Level 1 Flashcards
What is the purpose of business accounts?
- Tax / regulatory purposes
- Managers to monitor business performance & operational decisions
- External analysts to give investment recommendations on certain companies
Accounts are prepared to provide a uniform accounting framework which enables easy comparison of performance, and fair tax and regulatory systems.
Should personal transactions be recorded in business accounts?
Not unless it involves:
- cash injection (equity/personal loan)
- withdrawal (dividends/loan)
What is a ‘going concern’?
A business assumed to have the resources to continue operating indefinitely, and making a profit, until it provides evidence to the contrary
–> Assets recorded based on their original cost/fair value
What is an accounting period?
Each business chooses an accounting period in which to complete a cycle of the accounting process (monthly/quarterly/annually - following a calendar or fiscal year i.e. 25th March)
What is Accrual Accounting?
It is an accounting method where revenue and expenses are recorded when they are earned/incurred, rather than when payment is received or made
What are the different types of business activities that should be recorded?
- Operational (day-to-day expenses including selling a service/leasing an office premises)
- Investment (acquisition/disposal of long-term assets e.g purchase of equipment/real estate asset)
- Financial (obtaining/repaying capital - shareholders/creditors, e.g. issuing shares, paying dividends, taking out loans)
What are the various elements of financial statements?
- Assets
- Liabilities
- Equity/Capital
- Income/Revenue
- Expenses/Losses
What are Current Assets?

**Extracted records**:
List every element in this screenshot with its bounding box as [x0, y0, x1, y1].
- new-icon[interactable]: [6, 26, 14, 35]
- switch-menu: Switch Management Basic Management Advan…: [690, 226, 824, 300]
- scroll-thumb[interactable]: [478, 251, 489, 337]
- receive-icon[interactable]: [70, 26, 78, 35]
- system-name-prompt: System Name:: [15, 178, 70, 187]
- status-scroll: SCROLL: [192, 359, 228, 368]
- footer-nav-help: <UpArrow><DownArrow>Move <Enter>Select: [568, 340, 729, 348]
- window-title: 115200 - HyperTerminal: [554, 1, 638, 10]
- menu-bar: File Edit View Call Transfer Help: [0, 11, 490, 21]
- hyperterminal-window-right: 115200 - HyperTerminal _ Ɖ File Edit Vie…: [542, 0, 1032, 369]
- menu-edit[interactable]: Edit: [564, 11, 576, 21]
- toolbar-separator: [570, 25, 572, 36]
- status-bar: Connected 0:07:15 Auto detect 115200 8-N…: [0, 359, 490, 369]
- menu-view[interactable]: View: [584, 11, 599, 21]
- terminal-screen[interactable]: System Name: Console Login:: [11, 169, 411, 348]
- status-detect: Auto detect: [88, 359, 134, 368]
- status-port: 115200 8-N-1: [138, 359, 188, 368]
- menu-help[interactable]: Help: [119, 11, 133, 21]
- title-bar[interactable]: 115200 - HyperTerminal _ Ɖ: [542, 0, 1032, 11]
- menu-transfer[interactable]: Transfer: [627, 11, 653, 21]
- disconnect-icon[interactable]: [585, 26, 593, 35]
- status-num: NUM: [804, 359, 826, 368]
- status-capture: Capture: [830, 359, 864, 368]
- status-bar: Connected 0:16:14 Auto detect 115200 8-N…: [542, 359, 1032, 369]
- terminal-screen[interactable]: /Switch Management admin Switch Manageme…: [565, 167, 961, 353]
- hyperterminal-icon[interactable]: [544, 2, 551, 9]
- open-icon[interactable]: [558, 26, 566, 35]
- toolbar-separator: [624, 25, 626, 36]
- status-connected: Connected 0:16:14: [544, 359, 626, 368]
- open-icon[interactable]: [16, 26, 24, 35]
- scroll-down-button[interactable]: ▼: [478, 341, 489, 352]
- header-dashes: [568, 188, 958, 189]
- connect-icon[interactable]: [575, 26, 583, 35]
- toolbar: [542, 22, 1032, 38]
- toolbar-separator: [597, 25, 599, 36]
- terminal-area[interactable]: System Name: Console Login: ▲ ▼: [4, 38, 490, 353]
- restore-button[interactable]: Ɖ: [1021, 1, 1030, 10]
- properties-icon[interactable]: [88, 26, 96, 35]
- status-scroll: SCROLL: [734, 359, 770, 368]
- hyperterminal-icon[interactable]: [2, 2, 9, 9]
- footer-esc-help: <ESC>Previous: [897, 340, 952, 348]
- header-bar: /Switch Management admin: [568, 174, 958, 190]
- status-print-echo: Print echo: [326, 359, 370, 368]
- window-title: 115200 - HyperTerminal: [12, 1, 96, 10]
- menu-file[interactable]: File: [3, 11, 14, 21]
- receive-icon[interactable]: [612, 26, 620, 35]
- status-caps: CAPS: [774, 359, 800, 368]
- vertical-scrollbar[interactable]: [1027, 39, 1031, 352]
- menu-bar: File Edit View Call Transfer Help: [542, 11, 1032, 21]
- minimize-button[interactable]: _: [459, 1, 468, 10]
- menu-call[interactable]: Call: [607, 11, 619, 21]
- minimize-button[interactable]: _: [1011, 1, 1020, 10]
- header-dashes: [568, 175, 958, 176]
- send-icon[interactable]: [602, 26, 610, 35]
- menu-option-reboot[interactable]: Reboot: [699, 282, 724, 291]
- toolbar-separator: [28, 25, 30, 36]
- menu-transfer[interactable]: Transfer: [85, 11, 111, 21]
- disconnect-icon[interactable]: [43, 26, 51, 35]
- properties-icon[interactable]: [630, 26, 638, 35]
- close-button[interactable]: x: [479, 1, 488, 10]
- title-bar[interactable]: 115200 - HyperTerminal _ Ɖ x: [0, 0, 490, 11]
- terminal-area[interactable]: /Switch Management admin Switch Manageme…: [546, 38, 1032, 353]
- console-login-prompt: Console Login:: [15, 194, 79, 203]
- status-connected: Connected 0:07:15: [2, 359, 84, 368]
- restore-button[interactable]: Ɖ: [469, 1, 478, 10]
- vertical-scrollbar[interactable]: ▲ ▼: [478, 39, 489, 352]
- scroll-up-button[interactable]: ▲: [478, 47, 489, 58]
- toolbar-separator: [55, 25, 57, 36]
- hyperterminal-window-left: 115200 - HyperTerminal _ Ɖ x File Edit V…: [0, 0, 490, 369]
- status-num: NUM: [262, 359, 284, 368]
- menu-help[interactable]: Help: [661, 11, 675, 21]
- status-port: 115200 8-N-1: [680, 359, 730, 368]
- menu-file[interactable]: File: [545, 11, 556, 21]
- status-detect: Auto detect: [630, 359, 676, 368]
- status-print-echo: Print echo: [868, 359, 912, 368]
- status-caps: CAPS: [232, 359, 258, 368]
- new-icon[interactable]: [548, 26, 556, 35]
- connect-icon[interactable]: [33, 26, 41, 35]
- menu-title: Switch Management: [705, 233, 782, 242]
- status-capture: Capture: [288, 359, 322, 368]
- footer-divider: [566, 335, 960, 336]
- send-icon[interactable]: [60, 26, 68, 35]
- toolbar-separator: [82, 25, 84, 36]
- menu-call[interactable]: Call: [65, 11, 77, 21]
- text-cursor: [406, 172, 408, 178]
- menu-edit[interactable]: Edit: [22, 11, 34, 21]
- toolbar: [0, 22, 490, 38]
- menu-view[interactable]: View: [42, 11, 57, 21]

**Brief**:
Please write out everything from "- withdrawal (dividends/loan)" down to "an accounting period?" in the accounting flashcards, word for word.

**Written solution**:
- withdrawal (dividends/loan)
What is a ‘going concern’?
A business assumed to have the resources to continue operating indefinitely, and making a profit, until it provides evidence to the contrary
–> Assets recorded based on their original cost/fair value
What is an accounting period?